◆ **Text segment**:
________________________________________

For any x(t) so that Case I: \(Q(x(0))>1\), the last inequality

$$\begin{aligned} \dot{Q}(x(t)) \le -\beta _1 Q^p(x(t))-\beta _3 Q^r(x(t)). \end{aligned}$$

By classification, we have

$$\begin{aligned} \begin{aligned} \dot{Q}(x(t)) \le \left\{ \begin{array}{ll} -(\beta _1+\beta _3)Q^p(x(t)), &{}\quad p=r; \;(a)\\ -\beta _1Q^p(x(t))-\beta _3Q^1(x(t)),&{}\quad p>r>1; \;(b)\\ -\beta _1Q^1(x(t))-\beta _3Q^r(x(t)),&{}\quad r>p>1. \;(c) \end{array} \right. \end{aligned} \end{aligned}$$

Since situation (a) is similar to the situation in [29], we get

$$\begin{aligned} T(x_0) = \frac{1}{(\beta _1+\beta _3)(1-p)},\quad {\forall x_0} \in \mathbb {R}^{n}. \end{aligned}$$

Then we focus on case situation (b) and multiply (b) by \(\exp (\beta _3 t)\) yields,

$$\begin{aligned} e^{\beta _3 t}\dot{Q}(x(t))+e^{\beta _3 t}\beta _3 Q(x(t)) \le -e^{\beta _3 t}\beta _1 Q^p(x(t)). \end{aligned}$$

Then,

$$\begin{aligned} \frac{\textrm{d}e^{\beta _3 t}Q (t)}{(e^{\beta _3 t}Q (t))^p} \le -\beta _1 e^{(1-p)\beta _3 t} {\textrm{d}t}. \end{aligned}$$

Integrating the above differential inequality from 0 to t, we can obtain

$$\begin{aligned} Q(x(t))\ge e^{-\beta _3 t}\left[ Q(x(0))^{1-p}+\frac{\beta _1}{\beta _3}-\frac{\beta _1}{\beta _3}e^{(1-p)\beta _3 t}\right] ^{\frac{1}{1-p}}, \end{aligned}$$

let the upper right part equal to 1, we get \(t^{\prime }_1\),

$$\begin{aligned} t^{\prime }_1=\frac{\ln \left[ \frac{\beta _1+\beta _3}{\beta _3Q(x(0))^{1-p}+\beta _1}\right] }{\beta _3(p-1)}, \end{aligned}$$

such that \(Q(x)\le 1\),\(t\ge t^{\prime }_1\).

________________________________________

◆ **Provided data**:
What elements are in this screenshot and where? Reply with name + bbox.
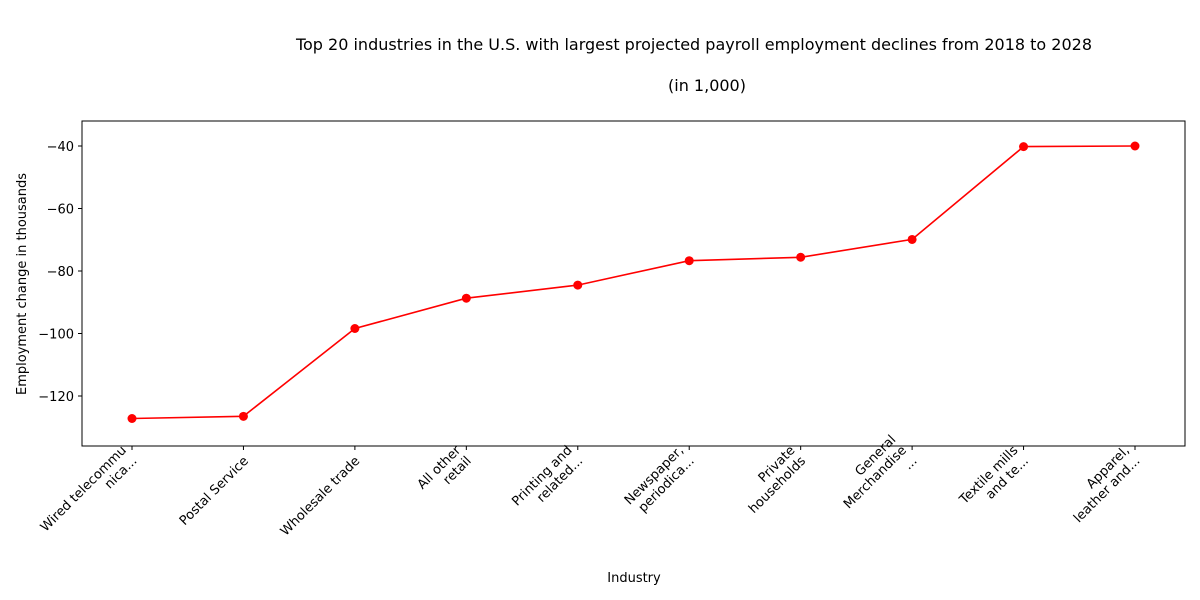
x-tick-label: Wholesale trade bbox=[278, 454, 363, 539]
y-tick-label: −100 bbox=[38, 328, 74, 343]
data-point bbox=[684, 256, 694, 266]
x-tick-label-line: Wholesale trade bbox=[278, 454, 363, 539]
y-tick-label: −40 bbox=[47, 140, 74, 155]
data-point bbox=[238, 411, 248, 421]
x-tick-label-line: Postal Service bbox=[177, 454, 252, 529]
data-point bbox=[127, 414, 137, 423]
data-point bbox=[1130, 141, 1140, 151]
data-point bbox=[907, 234, 917, 244]
x-tick-label-line: Wired telecommu bbox=[38, 443, 130, 535]
data-point bbox=[350, 324, 360, 333]
x-tick-label: Apparel,leather and... bbox=[1071, 443, 1143, 526]
series-line bbox=[131, 145, 1136, 420]
y-tick-label: −120 bbox=[38, 390, 74, 405]
data-point bbox=[1019, 142, 1029, 152]
y-axis-ticks: −40 −60 −80 −100 −120 bbox=[38, 140, 82, 405]
x-tick-label: Postal Service bbox=[177, 454, 252, 529]
series-line-group bbox=[127, 141, 1140, 423]
data-point bbox=[796, 252, 806, 262]
y-tick-label: −80 bbox=[47, 265, 74, 280]
data-point bbox=[573, 280, 583, 290]
data-point bbox=[461, 293, 471, 303]
x-tick-label: Printing andrelated... bbox=[509, 443, 586, 509]
chart-subtitle: (in 1,000) bbox=[668, 76, 746, 95]
y-tick-label: −60 bbox=[47, 203, 74, 218]
plot-area-frame bbox=[81, 120, 1186, 447]
chart-title: Top 20 industries in the U.S. with large… bbox=[295, 35, 1092, 54]
x-tick-label: Newspaper,periodica... bbox=[622, 443, 698, 516]
y-axis-label: Employment change in thousands bbox=[15, 173, 30, 395]
x-tick-label: Wired telecommunica... bbox=[38, 443, 141, 535]
x-axis-label: Industry bbox=[607, 571, 661, 586]
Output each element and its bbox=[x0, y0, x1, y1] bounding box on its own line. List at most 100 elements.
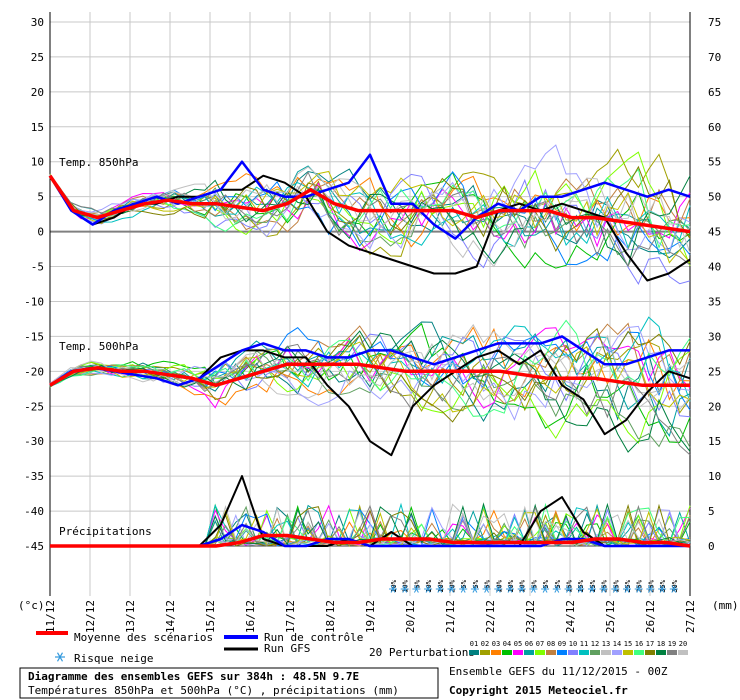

________________________________________

◆ **Task**:
Answer the following from the derivation above.
1. What condition on Q(x(0)) defines Case I?
2. Which relation between p and r corresponds to situation (c)?
3. By what factor is situation (b) multiplied?

◆ **Correct result**:
1. Q(x(0)) > 1
2. r > p > 1
3. exp(β₃t)